## Selected passage:
——

Thursday, May 14, 2015

52 ANCESTORS, 52 THEMES, No. 19, There's A Way: Susanna PARSONS 1807-1866

This year's challenge by Amy Crow is another weekly blog, but based on Themes. Last week, it was Where There's A Will.  This week, the theme is There's a Way.
I chose to write about Susanna PARSONS, my son-in-law's 3rd great-grandmother and her family. Susanna was the third child (of 11 children) of parents, Richard PARSONS and Sarah CHETTEN [surname not proven as yet]. Richard is listed on the 1841 Census living in Snow Hill in the hamlet of Hartshill, Nuneaton, Warwickshire, England.  His occupation is listed as Ag Lab - agricultural labourer - as are his older sons.  

Susannah was baptised 7 Sep 1807 in St. Peter's church in the Parish of Mancetter, Warwick.  Susannah married Edwin WHITE in the on June 30th, 1828, also in the Parish 'mother' church, St. Peter's, built in the 13th Century. Edwin signed his name, while Susanna made her mark.  The Witnesses were Wm Henry Wright and Anne Ch....[difficult to read], who are not known to be relatives.

They settled nearby, in Chapel End in the hamlet of Hartshill, and can be found in the 1841 Census, with their first four children.  Edwin was working as a blacksmith, and the census shows he was not born in the county of Warwick [he was born in Nottingham].  

Susanna and Edwin had the following children, born in Hartshill:
  1.  Josiah, b. 1829
  2.  James, b. 1833
  3.  Susanna, b. 1835
  4.  Sarah [direct ancestor], b. 25 Sep 1836, d. 23 Oct 1908; m. to John PERRY 15 Apr 1860, 9 children
  5.  Hannah, b. 1842
  6.  Philip, b. 1847
  7.  Isabella, b. 1852

Note that I have not completed research to find spouses/families of their 7 children, other than for the direct ancestor, Sarah; plus I need to search for death records, and any other records which might be found on this WHITE family.

——

## Dataset entries:
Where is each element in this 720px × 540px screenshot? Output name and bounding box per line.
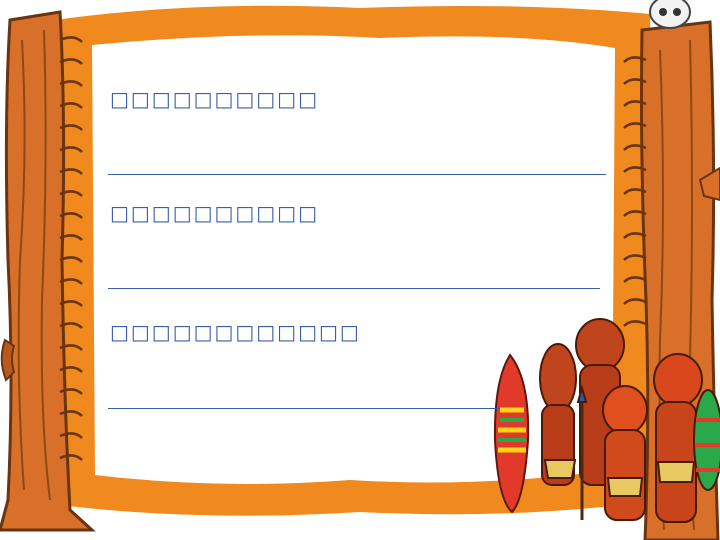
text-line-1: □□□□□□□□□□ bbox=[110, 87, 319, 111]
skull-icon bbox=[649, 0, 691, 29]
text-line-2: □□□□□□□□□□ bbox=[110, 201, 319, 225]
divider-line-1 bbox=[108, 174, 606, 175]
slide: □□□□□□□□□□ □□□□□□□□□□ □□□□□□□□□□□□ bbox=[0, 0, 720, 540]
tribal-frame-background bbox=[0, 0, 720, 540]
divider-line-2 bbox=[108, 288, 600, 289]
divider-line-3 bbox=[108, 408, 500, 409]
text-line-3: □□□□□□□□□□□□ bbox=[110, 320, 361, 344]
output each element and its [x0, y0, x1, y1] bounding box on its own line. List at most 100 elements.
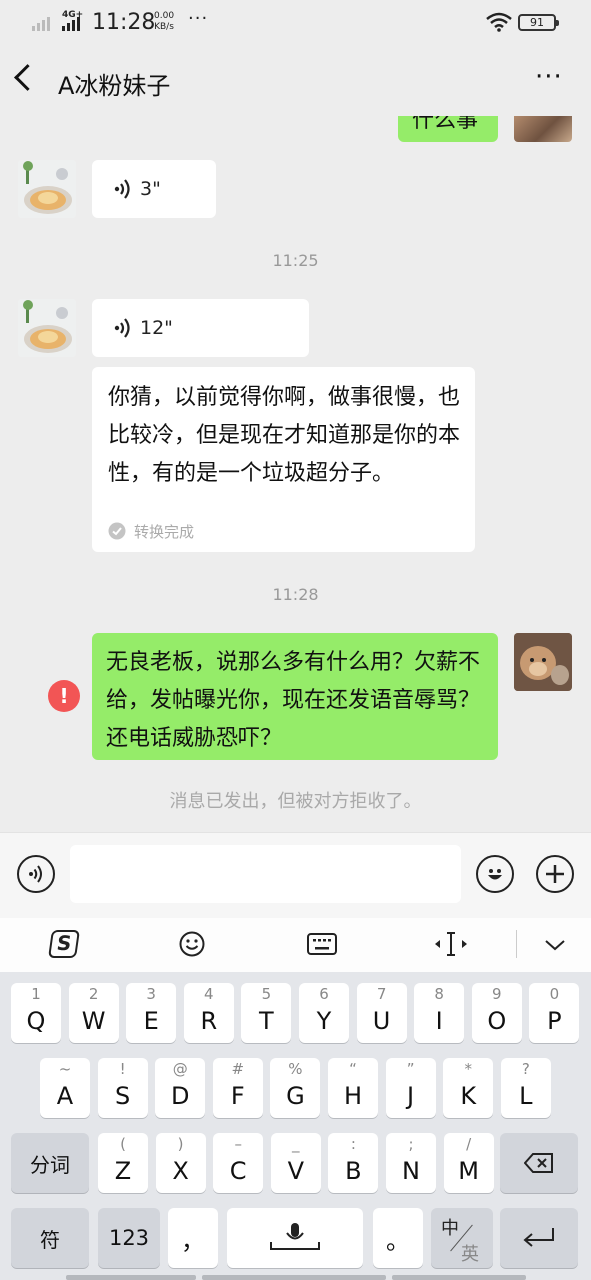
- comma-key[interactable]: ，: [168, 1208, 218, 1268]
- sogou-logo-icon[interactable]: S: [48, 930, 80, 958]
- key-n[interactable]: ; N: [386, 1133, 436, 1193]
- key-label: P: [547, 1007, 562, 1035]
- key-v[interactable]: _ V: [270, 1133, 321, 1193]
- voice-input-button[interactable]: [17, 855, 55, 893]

——

## Task objective:
Render this sentence from the blog post about Susanna Parsons into Spanish: "Edwin signed his name, while Susanna made her mark." The entries come from a separate source, not from the blog post.

## Solution:
Edwin firmó con su nombre, mientras que Susanna puso su marca.